Excerpted records:
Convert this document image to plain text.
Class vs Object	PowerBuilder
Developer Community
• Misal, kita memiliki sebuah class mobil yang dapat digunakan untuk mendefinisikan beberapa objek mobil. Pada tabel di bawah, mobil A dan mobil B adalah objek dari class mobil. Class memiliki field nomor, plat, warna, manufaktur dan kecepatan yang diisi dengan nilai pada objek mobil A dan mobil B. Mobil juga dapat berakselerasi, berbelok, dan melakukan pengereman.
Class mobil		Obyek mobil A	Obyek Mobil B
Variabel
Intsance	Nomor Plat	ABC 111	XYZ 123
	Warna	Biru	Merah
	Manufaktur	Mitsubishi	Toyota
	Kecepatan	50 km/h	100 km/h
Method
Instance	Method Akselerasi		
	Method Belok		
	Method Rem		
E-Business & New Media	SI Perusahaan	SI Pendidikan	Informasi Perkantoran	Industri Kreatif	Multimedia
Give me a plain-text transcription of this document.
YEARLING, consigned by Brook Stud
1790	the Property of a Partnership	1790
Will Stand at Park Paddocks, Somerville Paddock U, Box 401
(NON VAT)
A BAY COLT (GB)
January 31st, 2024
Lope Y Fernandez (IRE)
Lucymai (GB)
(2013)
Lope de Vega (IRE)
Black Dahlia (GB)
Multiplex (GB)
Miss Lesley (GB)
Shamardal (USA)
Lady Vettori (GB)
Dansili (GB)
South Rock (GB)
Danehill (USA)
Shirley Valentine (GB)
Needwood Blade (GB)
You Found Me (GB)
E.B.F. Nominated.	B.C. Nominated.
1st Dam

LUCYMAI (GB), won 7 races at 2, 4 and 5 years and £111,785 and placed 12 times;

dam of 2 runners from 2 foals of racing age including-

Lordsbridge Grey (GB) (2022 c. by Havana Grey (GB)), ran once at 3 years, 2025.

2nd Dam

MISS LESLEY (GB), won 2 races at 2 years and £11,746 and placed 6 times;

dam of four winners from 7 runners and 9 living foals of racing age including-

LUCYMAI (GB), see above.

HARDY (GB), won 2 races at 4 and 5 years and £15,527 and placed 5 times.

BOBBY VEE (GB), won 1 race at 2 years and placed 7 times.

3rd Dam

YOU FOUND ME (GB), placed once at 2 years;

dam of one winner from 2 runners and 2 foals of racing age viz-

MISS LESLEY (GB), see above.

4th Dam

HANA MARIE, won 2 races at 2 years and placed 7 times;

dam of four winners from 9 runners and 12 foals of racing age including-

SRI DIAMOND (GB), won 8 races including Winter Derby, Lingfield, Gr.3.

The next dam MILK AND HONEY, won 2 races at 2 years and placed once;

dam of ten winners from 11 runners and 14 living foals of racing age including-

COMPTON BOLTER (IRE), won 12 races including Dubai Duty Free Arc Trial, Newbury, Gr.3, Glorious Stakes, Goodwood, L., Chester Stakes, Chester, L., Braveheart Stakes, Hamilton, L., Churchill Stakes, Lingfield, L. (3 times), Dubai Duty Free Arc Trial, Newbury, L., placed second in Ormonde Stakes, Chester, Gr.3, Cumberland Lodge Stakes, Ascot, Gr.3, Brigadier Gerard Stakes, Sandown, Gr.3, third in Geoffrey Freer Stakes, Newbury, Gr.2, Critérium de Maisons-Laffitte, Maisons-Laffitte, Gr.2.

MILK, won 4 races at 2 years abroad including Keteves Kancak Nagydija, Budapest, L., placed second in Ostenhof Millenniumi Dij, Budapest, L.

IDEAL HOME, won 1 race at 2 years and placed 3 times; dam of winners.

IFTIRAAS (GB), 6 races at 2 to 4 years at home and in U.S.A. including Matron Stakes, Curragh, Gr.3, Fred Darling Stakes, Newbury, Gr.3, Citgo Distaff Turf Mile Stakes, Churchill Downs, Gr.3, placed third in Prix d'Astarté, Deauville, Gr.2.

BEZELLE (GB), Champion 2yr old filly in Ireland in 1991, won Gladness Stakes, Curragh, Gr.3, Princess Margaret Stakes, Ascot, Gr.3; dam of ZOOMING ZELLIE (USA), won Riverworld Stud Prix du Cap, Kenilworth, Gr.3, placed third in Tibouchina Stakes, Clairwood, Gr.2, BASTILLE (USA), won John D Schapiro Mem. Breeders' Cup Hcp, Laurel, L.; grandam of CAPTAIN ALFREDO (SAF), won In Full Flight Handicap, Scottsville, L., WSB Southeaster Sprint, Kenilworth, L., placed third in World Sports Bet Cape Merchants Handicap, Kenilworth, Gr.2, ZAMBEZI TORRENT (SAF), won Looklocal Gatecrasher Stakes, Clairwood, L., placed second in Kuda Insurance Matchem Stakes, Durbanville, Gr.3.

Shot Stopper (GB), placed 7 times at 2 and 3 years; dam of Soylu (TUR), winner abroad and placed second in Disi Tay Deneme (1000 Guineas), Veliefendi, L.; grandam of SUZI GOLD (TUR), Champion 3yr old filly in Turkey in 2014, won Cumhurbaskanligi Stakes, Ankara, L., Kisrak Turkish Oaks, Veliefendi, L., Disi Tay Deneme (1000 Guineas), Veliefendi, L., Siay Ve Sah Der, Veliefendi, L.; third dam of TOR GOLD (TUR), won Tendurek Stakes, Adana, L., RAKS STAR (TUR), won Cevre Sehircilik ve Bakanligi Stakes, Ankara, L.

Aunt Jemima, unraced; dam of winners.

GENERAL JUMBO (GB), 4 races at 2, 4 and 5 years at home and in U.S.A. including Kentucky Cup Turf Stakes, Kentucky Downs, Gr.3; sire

What you will do:
Write the whole listing out again. Keep every line exactly as it is.

Exercise answer:
Convert this document image to plain text.
Class vs Object	PowerBuilder
Developer Community
• Misal, kita memiliki sebuah class mobil yang dapat digunakan untuk mendefinisikan beberapa objek mobil. Pada tabel di bawah, mobil A dan mobil B adalah objek dari class mobil. Class memiliki field nomor, plat, warna, manufaktur dan kecepatan yang diisi dengan nilai pada objek mobil A dan mobil B. Mobil juga dapat berakselerasi, berbelok, dan melakukan pengereman.
Class mobil		Obyek mobil A	Obyek Mobil B
Variabel
Intsance	Nomor Plat	ABC 111	XYZ 123
	Warna	Biru	Merah
	Manufaktur	Mitsubishi	Toyota
	Kecepatan	50 km/h	100 km/h
Method
Instance	Method Akselerasi		
	Method Belok		
	Method Rem		
E-Business & New Media	SI Perusahaan	SI Pendidikan	Informasi Perkantoran	Industri Kreatif	Multimedia
Give me a plain-text transcription of this document.
YEARLING, consigned by Brook Stud
1790	the Property of a Partnership	1790
Will Stand at Park Paddocks, Somerville Paddock U, Box 401
(NON VAT)
A BAY COLT (GB)
January 31st, 2024
Lope Y Fernandez (IRE)
Lucymai (GB)
(2013)
Lope de Vega (IRE)
Black Dahlia (GB)
Multiplex (GB)
Miss Lesley (GB)
Shamardal (USA)
Lady Vettori (GB)
Dansili (GB)
South Rock (GB)
Danehill (USA)
Shirley Valentine (GB)
Needwood Blade (GB)
You Found Me (GB)
E.B.F. Nominated.	B.C. Nominated.
1st Dam

LUCYMAI (GB), won 7 races at 2, 4 and 5 years and £111,785 and placed 12 times;

dam of 2 runners from 2 foals of racing age including-

Lordsbridge Grey (GB) (2022 c. by Havana Grey (GB)), ran once at 3 years, 2025.

2nd Dam

MISS LESLEY (GB), won 2 races at 2 years and £11,746 and placed 6 times;

dam of four winners from 7 runners and 9 living foals of racing age including-

LUCYMAI (GB), see above.

HARDY (GB), won 2 races at 4 and 5 years and £15,527 and placed 5 times.

BOBBY VEE (GB), won 1 race at 2 years and placed 7 times.

3rd Dam

YOU FOUND ME (GB), placed once at 2 years;

dam of one winner from 2 runners and 2 foals of racing age viz-

MISS LESLEY (GB), see above.

4th Dam

HANA MARIE, won 2 races at 2 years and placed 7 times;

dam of four winners from 9 runners and 12 foals of racing age including-

SRI DIAMOND (GB), won 8 races including Winter Derby, Lingfield, Gr.3.

The next dam MILK AND HONEY, won 2 races at 2 years and placed once;

dam of ten winners from 11 runners and 14 living foals of racing age including-

COMPTON BOLTER (IRE), won 12 races including Dubai Duty Free Arc Trial, Newbury, Gr.3, Glorious Stakes, Goodwood, L., Chester Stakes, Chester, L., Braveheart Stakes, Hamilton, L., Churchill Stakes, Lingfield, L. (3 times), Dubai Duty Free Arc Trial, Newbury, L., placed second in Ormonde Stakes, Chester, Gr.3, Cumberland Lodge Stakes, Ascot, Gr.3, Brigadier Gerard Stakes, Sandown, Gr.3, third in Geoffrey Freer Stakes, Newbury, Gr.2, Critérium de Maisons-Laffitte, Maisons-Laffitte, Gr.2.

MILK, won 4 races at 2 years abroad including Keteves Kancak Nagydija, Budapest, L., placed second in Ostenhof Millenniumi Dij, Budapest, L.

IDEAL HOME, won 1 race at 2 years and placed 3 times; dam of winners.

IFTIRAAS (GB), 6 races at 2 to 4 years at home and in U.S.A. including Matron Stakes, Curragh, Gr.3, Fred Darling Stakes, Newbury, Gr.3, Citgo Distaff Turf Mile Stakes, Churchill Downs, Gr.3, placed third in Prix d'Astarté, Deauville, Gr.2.

BEZELLE (GB), Champion 2yr old filly in Ireland in 1991, won Gladness Stakes, Curragh, Gr.3, Princess Margaret Stakes, Ascot, Gr.3; dam of ZOOMING ZELLIE (USA), won Riverworld Stud Prix du Cap, Kenilworth, Gr.3, placed third in Tibouchina Stakes, Clairwood, Gr.2, BASTILLE (USA), won John D Schapiro Mem. Breeders' Cup Hcp, Laurel, L.; grandam of CAPTAIN ALFREDO (SAF), won In Full Flight Handicap, Scottsville, L., WSB Southeaster Sprint, Kenilworth, L., placed third in World Sports Bet Cape Merchants Handicap, Kenilworth, Gr.2, ZAMBEZI TORRENT (SAF), won Looklocal Gatecrasher Stakes, Clairwood, L., placed second in Kuda Insurance Matchem Stakes, Durbanville, Gr.3.

Shot Stopper (GB), placed 7 times at 2 and 3 years; dam of Soylu (TUR), winner abroad and placed second in Disi Tay Deneme (1000 Guineas), Veliefendi, L.; grandam of SUZI GOLD (TUR), Champion 3yr old filly in Turkey in 2014, won Cumhurbaskanligi Stakes, Ankara, L., Kisrak Turkish Oaks, Veliefendi, L., Disi Tay Deneme (1000 Guineas), Veliefendi, L., Siay Ve Sah Der, Veliefendi, L.; third dam of TOR GOLD (TUR), won Tendurek Stakes, Adana, L., RAKS STAR (TUR), won Cevre Sehircilik ve Bakanligi Stakes, Ankara, L.

Aunt Jemima, unraced; dam of winners.

GENERAL JUMBO (GB), 4 races at 2, 4 and 5 years at home and in U.S.A. including Kentucky Cup Turf Stakes, Kentucky Downs, Gr.3; sire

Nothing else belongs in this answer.